## Input records
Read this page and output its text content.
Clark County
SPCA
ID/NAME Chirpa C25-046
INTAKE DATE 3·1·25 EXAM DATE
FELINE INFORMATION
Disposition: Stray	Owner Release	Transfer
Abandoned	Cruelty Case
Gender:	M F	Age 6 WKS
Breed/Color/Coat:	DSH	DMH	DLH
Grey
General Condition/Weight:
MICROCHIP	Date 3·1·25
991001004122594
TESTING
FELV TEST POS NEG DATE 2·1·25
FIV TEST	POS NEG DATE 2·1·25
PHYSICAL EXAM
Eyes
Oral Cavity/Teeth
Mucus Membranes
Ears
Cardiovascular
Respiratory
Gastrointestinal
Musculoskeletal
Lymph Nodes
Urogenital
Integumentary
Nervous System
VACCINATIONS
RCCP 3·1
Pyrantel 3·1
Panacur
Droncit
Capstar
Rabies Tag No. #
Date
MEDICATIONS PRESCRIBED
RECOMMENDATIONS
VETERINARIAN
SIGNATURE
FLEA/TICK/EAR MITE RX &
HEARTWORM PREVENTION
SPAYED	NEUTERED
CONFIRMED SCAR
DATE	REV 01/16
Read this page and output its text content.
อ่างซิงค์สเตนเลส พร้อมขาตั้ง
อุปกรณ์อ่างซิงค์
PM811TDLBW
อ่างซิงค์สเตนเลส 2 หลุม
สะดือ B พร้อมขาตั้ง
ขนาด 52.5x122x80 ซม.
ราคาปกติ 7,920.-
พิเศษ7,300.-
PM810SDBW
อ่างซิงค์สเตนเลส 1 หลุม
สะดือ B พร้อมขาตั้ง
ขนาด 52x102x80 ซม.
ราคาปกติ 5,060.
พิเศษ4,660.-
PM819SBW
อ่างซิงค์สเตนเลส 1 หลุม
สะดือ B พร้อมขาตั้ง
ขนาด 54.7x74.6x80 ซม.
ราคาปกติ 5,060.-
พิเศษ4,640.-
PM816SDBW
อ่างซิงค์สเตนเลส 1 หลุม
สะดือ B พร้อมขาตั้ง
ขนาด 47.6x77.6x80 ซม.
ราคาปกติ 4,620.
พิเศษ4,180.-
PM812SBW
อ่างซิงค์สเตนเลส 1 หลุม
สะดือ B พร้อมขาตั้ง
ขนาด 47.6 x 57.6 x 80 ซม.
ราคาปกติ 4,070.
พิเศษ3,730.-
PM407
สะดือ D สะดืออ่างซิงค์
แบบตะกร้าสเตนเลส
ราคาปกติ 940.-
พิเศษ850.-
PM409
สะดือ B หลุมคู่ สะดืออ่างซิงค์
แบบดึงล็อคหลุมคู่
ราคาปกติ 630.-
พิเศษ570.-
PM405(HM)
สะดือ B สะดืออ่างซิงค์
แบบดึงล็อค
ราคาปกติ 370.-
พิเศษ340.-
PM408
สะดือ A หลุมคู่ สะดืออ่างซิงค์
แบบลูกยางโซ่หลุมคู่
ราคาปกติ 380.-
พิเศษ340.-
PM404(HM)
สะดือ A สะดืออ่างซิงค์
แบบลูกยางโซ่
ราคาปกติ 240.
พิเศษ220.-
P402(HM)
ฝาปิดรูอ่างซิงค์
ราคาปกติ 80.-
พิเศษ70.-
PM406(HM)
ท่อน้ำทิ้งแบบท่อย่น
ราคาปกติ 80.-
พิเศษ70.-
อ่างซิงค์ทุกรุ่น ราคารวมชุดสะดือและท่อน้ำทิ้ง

## What you have to do
Check each line above for "EXAM" and return the ones that have it.

## Solution to the exercise
INTAKE DATE 3·1·25 EXAM DATE
PHYSICAL EXAM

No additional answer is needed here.